[Task input]
════════════════════

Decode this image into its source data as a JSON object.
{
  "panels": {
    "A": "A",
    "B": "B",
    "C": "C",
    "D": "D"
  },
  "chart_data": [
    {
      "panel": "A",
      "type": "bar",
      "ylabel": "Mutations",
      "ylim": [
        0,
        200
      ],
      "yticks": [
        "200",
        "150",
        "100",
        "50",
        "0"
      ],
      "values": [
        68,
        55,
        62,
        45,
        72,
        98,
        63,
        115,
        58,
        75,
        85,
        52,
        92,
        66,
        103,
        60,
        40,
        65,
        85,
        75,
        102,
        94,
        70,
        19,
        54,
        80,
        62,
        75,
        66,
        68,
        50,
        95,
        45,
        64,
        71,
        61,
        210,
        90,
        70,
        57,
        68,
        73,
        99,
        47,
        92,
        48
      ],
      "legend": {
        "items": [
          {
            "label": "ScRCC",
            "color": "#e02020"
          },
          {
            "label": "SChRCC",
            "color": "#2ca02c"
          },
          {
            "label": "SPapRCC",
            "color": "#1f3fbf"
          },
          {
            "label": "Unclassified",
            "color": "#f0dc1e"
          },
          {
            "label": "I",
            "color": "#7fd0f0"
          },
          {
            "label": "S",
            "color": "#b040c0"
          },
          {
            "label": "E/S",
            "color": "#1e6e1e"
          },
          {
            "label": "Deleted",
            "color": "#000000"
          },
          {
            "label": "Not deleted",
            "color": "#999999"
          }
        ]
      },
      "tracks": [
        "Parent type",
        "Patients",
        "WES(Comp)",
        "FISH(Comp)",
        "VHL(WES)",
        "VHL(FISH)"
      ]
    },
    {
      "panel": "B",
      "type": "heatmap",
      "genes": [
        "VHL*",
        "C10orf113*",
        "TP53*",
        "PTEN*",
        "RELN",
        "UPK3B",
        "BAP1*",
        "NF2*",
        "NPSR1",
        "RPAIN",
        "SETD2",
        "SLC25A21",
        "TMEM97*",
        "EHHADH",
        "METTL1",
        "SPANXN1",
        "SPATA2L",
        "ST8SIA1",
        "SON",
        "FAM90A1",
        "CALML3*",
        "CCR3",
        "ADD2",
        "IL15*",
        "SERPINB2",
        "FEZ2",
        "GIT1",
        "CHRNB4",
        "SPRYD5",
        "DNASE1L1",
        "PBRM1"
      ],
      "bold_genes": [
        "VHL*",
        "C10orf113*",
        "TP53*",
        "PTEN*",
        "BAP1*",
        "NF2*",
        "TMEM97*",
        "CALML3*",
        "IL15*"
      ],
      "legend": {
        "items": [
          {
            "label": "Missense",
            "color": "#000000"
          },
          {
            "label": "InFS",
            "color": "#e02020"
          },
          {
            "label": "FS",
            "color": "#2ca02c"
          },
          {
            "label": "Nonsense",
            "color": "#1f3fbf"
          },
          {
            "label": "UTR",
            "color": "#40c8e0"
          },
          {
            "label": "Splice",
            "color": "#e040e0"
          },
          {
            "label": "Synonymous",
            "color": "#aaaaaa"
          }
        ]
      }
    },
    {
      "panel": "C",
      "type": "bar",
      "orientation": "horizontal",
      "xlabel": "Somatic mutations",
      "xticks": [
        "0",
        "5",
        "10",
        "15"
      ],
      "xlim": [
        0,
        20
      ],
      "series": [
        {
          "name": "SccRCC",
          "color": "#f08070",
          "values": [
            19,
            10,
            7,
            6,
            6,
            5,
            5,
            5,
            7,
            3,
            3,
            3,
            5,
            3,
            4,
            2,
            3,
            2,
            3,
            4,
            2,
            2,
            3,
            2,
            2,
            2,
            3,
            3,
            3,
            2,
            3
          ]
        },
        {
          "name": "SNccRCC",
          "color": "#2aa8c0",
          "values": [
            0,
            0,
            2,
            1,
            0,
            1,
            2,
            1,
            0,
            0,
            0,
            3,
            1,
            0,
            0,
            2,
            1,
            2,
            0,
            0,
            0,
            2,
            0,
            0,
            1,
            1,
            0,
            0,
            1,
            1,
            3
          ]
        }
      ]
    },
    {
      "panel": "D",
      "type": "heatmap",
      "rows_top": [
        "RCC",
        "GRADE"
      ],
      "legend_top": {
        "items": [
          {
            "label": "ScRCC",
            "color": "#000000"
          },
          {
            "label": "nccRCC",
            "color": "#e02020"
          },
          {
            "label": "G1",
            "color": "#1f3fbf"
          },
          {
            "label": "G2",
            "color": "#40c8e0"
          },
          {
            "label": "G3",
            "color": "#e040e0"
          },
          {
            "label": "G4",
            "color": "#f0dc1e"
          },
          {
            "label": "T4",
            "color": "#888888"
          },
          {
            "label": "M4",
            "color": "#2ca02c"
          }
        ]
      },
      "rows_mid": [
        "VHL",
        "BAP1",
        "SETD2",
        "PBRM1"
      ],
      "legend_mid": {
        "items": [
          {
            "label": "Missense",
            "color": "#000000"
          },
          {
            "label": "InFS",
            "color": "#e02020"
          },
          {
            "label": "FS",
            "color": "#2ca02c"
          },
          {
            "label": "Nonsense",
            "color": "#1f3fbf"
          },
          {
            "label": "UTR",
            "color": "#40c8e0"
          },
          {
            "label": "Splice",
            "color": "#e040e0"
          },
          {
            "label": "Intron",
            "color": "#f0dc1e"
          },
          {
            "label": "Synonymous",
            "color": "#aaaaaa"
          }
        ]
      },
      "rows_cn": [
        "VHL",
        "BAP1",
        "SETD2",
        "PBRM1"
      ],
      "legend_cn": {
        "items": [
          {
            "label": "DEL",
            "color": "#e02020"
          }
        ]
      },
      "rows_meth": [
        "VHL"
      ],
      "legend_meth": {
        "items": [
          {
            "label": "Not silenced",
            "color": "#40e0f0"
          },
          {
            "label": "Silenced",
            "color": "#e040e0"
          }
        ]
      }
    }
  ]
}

════════════════════

[Required action]
Print the records above exactly as they appear.

[Written answer]
Decode this image into its source data as a JSON object.
{
  "panels": {
    "A": "A",
    "B": "B",
    "C": "C",
    "D": "D"
  },
  "chart_data": [
    {
      "panel": "A",
      "type": "bar",
      "ylabel": "Mutations",
      "ylim": [
        0,
        200
      ],
      "yticks": [
        "200",
        "150",
        "100",
        "50",
        "0"
      ],
      "values": [
        68,
        55,
        62,
        45,
        72,
        98,
        63,
        115,
        58,
        75,
        85,
        52,
        92,
        66,
        103,
        60,
        40,
        65,
        85,
        75,
        102,
        94,
        70,
        19,
        54,
        80,
        62,
        75,
        66,
        68,
        50,
        95,
        45,
        64,
        71,
        61,
        210,
        90,
        70,
        57,
        68,
        73,
        99,
        47,
        92,
        48
      ],
      "legend": {
        "items": [
          {
            "label": "ScRCC",
            "color": "#e02020"
          },
          {
            "label": "SChRCC",
            "color": "#2ca02c"
          },
          {
            "label": "SPapRCC",
            "color": "#1f3fbf"
          },
          {
            "label": "Unclassified",
            "color": "#f0dc1e"
          },
          {
            "label": "I",
            "color": "#7fd0f0"
          },
          {
            "label": "S",
            "color": "#b040c0"
          },
          {
            "label": "E/S",
            "color": "#1e6e1e"
          },
          {
            "label": "Deleted",
            "color": "#000000"
          },
          {
            "label": "Not deleted",
            "color": "#999999"
          }
        ]
      },
      "tracks": [
        "Parent type",
        "Patients",
        "WES(Comp)",
        "FISH(Comp)",
        "VHL(WES)",
        "VHL(FISH)"
      ]
    },
    {
      "panel": "B",
      "type": "heatmap",
      "genes": [
        "VHL*",
        "C10orf113*",
        "TP53*",
        "PTEN*",
        "RELN",
        "UPK3B",
        "BAP1*",
        "NF2*",
        "NPSR1",
        "RPAIN",
        "SETD2",
        "SLC25A21",
        "TMEM97*",
        "EHHADH",
        "METTL1",
        "SPANXN1",
        "SPATA2L",
        "ST8SIA1",
        "SON",
        "FAM90A1",
        "CALML3*",
        "CCR3",
        "ADD2",
        "IL15*",
        "SERPINB2",
        "FEZ2",
        "GIT1",
        "CHRNB4",
        "SPRYD5",
        "DNASE1L1",
        "PBRM1"
      ],
      "bold_genes": [
        "VHL*",
        "C10orf113*",
        "TP53*",
        "PTEN*",
        "BAP1*",
        "NF2*",
        "TMEM97*",
        "CALML3*",
        "IL15*"
      ],
      "legend": {
        "items": [
          {
            "label": "Missense",
            "color": "#000000"
          },
          {
            "label": "InFS",
            "color": "#e02020"
          },
          {
            "label": "FS",
            "color": "#2ca02c"
          },
          {
            "label": "Nonsense",
            "color": "#1f3fbf"
          },
          {
            "label": "UTR",
            "color": "#40c8e0"
          },
          {
            "label": "Splice",
            "color": "#e040e0"
          },
          {
            "label": "Synonymous",
            "color": "#aaaaaa"
          }
        ]
      }
    },
    {
      "panel": "C",
      "type": "bar",
      "orientation": "horizontal",
      "xlabel": "Somatic mutations",
      "xticks": [
        "0",
        "5",
        "10",
        "15"
      ],
      "xlim": [
        0,
        20
      ],
      "series": [
        {
          "name": "SccRCC",
          "color": "#f08070",
          "values": [
            19,
            10,
            7,
            6,
            6,
            5,
            5,
            5,
            7,
            3,
            3,
            3,
            5,
            3,
            4,
            2,
            3,
            2,
            3,
            4,
            2,
            2,
            3,
            2,
            2,
            2,
            3,
            3,
            3,
            2,
            3
          ]
        },
        {
          "name": "SNccRCC",
          "color": "#2aa8c0",
          "values": [
            0,
            0,
            2,
            1,
            0,
            1,
            2,
            1,
            0,
            0,
            0,
            3,
            1,
            0,
            0,
            2,
            1,
            2,
            0,
            0,
            0,
            2,
            0,
            0,
            1,
            1,
            0,
            0,
            1,
            1,
            3
          ]
        }
      ]
    },
    {
      "panel": "D",
      "type": "heatmap",
      "rows_top": [
        "RCC",
        "GRADE"
      ],
      "legend_top": {
        "items": [
          {
            "label": "ScRCC",
            "color": "#000000"
          },
          {
            "label": "nccRCC",
            "color": "#e02020"
          },
          {
            "label": "G1",
            "color": "#1f3fbf"
          },
          {
            "label": "G2",
            "color": "#40c8e0"
          },
          {
            "label": "G3",
            "color": "#e040e0"
          },
          {
            "label": "G4",
            "color": "#f0dc1e"
          },
          {
            "label": "T4",
            "color": "#888888"
          },
          {
            "label": "M4",
            "color": "#2ca02c"
          }
        ]
      },
      "rows_mid": [
        "VHL",
        "BAP1",
        "SETD2",
        "PBRM1"
      ],
      "legend_mid": {
        "items": [
          {
            "label": "Missense",
            "color": "#000000"
          },
          {
            "label": "InFS",
            "color": "#e02020"
          },
          {
            "label": "FS",
            "color": "#2ca02c"
          },
          {
            "label": "Nonsense",
            "color": "#1f3fbf"
          },
          {
            "label": "UTR",
            "color": "#40c8e0"
          },
          {
            "label": "Splice",
            "color": "#e040e0"
          },
          {
            "label": "Intron",
            "color": "#f0dc1e"
          },
          {
            "label": "Synonymous",
            "color": "#aaaaaa"
          }
        ]
      },
      "rows_cn": [
        "VHL",
        "BAP1",
        "SETD2",
        "PBRM1"
      ],
      "legend_cn": {
        "items": [
          {
            "label": "DEL",
            "color": "#e02020"
          }
        ]
      },
      "rows_meth": [
        "VHL"
      ],
      "legend_meth": {
        "items": [
          {
            "label": "Not silenced",
            "color": "#40e0f0"
          },
          {
            "label": "Silenced",
            "color": "#e040e0"
          }
        ]
      }
    }
  ]
}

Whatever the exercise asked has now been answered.